→ **What is expected**
Print the complete set of entries exactly.

Stored data:
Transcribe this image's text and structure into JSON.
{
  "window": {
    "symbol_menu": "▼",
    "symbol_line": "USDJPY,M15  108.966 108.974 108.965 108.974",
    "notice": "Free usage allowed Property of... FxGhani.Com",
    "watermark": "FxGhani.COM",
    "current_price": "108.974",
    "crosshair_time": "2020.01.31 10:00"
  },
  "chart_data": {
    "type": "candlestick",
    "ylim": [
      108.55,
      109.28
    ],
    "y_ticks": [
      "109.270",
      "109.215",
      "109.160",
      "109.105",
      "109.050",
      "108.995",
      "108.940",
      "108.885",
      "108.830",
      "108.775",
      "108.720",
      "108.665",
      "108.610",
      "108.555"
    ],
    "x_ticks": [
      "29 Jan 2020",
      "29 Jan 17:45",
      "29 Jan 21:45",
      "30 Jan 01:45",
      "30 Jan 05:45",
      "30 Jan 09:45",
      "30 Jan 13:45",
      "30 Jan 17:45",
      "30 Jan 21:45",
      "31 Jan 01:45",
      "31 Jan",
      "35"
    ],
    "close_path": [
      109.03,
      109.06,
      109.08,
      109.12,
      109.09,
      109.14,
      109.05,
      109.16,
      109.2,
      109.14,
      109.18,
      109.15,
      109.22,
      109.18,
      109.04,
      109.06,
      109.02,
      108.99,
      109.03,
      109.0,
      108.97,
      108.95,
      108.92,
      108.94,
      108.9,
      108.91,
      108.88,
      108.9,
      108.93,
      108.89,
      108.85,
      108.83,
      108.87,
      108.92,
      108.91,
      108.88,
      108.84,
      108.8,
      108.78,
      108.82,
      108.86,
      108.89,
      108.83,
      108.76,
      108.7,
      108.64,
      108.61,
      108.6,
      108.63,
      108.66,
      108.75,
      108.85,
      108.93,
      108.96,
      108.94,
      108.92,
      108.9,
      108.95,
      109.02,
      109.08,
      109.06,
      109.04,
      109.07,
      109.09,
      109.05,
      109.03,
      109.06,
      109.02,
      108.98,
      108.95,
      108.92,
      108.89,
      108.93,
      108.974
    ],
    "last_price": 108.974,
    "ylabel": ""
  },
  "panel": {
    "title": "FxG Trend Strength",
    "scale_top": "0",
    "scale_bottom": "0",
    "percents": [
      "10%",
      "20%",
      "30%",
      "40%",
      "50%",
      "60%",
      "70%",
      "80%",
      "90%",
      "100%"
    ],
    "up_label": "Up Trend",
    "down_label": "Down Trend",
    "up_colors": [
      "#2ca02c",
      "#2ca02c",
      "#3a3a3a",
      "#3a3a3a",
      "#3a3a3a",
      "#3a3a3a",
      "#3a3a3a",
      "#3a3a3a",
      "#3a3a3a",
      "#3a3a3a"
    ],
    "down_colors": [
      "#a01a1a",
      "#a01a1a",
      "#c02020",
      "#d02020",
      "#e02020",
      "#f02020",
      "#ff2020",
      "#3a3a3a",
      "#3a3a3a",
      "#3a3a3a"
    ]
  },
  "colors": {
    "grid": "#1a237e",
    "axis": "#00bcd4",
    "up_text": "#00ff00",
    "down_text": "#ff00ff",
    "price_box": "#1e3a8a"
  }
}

→ **Response to the exercise**
Transcribe this image's text and structure into JSON.
{
  "window": {
    "symbol_menu": "▼",
    "symbol_line": "USDJPY,M15  108.966 108.974 108.965 108.974",
    "notice": "Free usage allowed Property of... FxGhani.Com",
    "watermark": "FxGhani.COM",
    "current_price": "108.974",
    "crosshair_time": "2020.01.31 10:00"
  },
  "chart_data": {
    "type": "candlestick",
    "ylim": [
      108.55,
      109.28
    ],
    "y_ticks": [
      "109.270",
      "109.215",
      "109.160",
      "109.105",
      "109.050",
      "108.995",
      "108.940",
      "108.885",
      "108.830",
      "108.775",
      "108.720",
      "108.665",
      "108.610",
      "108.555"
    ],
    "x_ticks": [
      "29 Jan 2020",
      "29 Jan 17:45",
      "29 Jan 21:45",
      "30 Jan 01:45",
      "30 Jan 05:45",
      "30 Jan 09:45",
      "30 Jan 13:45",
      "30 Jan 17:45",
      "30 Jan 21:45",
      "31 Jan 01:45",
      "31 Jan",
      "35"
    ],
    "close_path": [
      109.03,
      109.06,
      109.08,
      109.12,
      109.09,
      109.14,
      109.05,
      109.16,
      109.2,
      109.14,
      109.18,
      109.15,
      109.22,
      109.18,
      109.04,
      109.06,
      109.02,
      108.99,
      109.03,
      109.0,
      108.97,
      108.95,
      108.92,
      108.94,
      108.9,
      108.91,
      108.88,
      108.9,
      108.93,
      108.89,
      108.85,
      108.83,
      108.87,
      108.92,
      108.91,
      108.88,
      108.84,
      108.8,
      108.78,
      108.82,
      108.86,
      108.89,
      108.83,
      108.76,
      108.7,
      108.64,
      108.61,
      108.6,
      108.63,
      108.66,
      108.75,
      108.85,
      108.93,
      108.96,
      108.94,
      108.92,
      108.9,
      108.95,
      109.02,
      109.08,
      109.06,
      109.04,
      109.07,
      109.09,
      109.05,
      109.03,
      109.06,
      109.02,
      108.98,
      108.95,
      108.92,
      108.89,
      108.93,
      108.974
    ],
    "last_price": 108.974,
    "ylabel": ""
  },
  "panel": {
    "title": "FxG Trend Strength",
    "scale_top": "0",
    "scale_bottom": "0",
    "percents": [
      "10%",
      "20%",
      "30%",
      "40%",
      "50%",
      "60%",
      "70%",
      "80%",
      "90%",
      "100%"
    ],
    "up_label": "Up Trend",
    "down_label": "Down Trend",
    "up_colors": [
      "#2ca02c",
      "#2ca02c",
      "#3a3a3a",
      "#3a3a3a",
      "#3a3a3a",
      "#3a3a3a",
      "#3a3a3a",
      "#3a3a3a",
      "#3a3a3a",
      "#3a3a3a"
    ],
    "down_colors": [
      "#a01a1a",
      "#a01a1a",
      "#c02020",
      "#d02020",
      "#e02020",
      "#f02020",
      "#ff2020",
      "#3a3a3a",
      "#3a3a3a",
      "#3a3a3a"
    ]
  },
  "colors": {
    "grid": "#1a237e",
    "axis": "#00bcd4",
    "up_text": "#00ff00",
    "down_text": "#ff00ff",
    "price_box": "#1e3a8a"
  }
}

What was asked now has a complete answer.